[start]

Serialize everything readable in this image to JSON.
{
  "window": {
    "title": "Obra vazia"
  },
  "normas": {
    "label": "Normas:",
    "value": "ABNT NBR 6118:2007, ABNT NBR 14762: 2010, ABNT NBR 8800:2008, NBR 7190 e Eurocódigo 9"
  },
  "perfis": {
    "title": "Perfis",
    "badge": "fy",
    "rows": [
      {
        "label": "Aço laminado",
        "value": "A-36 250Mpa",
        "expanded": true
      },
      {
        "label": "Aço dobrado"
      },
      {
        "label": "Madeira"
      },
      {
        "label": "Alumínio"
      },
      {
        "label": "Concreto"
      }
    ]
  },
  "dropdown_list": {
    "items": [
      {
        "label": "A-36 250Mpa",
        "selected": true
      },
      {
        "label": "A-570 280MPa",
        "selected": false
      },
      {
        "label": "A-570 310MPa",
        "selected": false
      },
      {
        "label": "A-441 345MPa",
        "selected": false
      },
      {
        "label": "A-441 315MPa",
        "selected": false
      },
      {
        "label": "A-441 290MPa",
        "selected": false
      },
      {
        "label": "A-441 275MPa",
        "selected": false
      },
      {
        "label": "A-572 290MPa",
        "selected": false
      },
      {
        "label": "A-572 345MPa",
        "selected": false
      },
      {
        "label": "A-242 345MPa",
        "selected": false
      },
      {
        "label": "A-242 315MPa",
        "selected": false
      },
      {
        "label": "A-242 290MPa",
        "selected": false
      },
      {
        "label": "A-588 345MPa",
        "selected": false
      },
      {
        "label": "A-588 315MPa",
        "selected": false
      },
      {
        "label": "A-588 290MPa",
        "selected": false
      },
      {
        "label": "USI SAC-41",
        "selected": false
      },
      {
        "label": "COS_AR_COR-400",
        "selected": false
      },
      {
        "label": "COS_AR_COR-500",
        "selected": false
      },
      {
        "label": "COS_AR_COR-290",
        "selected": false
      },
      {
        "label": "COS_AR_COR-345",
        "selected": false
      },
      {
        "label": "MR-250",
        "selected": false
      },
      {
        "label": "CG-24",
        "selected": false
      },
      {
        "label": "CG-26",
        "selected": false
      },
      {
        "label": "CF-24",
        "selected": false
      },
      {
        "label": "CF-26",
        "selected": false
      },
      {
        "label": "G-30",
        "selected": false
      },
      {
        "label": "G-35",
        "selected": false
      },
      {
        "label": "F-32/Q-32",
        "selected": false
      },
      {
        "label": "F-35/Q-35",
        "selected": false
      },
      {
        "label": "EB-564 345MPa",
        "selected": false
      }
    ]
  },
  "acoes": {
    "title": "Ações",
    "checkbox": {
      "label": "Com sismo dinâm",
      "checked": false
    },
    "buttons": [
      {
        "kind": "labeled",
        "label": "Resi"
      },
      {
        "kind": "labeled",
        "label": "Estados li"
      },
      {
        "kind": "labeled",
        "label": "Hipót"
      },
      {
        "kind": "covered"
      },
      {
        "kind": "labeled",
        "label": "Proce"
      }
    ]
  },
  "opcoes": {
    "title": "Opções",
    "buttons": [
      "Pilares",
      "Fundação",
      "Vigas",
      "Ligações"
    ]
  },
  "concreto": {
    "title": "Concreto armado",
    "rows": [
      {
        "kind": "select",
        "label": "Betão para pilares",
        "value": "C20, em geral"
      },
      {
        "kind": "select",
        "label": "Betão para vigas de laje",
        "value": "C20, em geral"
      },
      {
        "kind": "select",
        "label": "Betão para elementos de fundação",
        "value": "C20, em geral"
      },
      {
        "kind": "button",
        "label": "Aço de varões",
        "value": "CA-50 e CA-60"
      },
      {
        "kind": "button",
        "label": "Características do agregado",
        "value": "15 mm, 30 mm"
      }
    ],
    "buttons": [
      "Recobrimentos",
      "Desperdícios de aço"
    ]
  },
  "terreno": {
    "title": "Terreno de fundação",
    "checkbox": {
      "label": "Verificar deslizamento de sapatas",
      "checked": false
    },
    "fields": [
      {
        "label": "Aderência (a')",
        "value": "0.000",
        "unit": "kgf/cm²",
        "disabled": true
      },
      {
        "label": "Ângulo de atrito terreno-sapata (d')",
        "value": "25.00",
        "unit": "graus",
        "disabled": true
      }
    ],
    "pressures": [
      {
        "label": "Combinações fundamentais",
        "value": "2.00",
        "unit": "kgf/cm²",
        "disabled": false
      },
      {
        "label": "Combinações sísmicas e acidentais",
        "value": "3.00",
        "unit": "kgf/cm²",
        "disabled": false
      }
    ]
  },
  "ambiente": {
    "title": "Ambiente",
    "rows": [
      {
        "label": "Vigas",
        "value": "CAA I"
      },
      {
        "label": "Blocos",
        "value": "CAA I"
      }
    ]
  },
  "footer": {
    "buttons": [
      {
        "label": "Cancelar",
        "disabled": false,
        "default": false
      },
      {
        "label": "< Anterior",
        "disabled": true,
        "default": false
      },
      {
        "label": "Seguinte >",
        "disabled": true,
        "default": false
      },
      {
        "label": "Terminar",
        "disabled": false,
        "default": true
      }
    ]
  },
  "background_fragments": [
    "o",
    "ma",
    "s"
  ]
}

[end]

AIM: Gather every line containing the word "Combinações" and copy it.

ANSWER:
        "label": "Combinações fundamentais",
        "label": "Combinações sísmicas e acidentais",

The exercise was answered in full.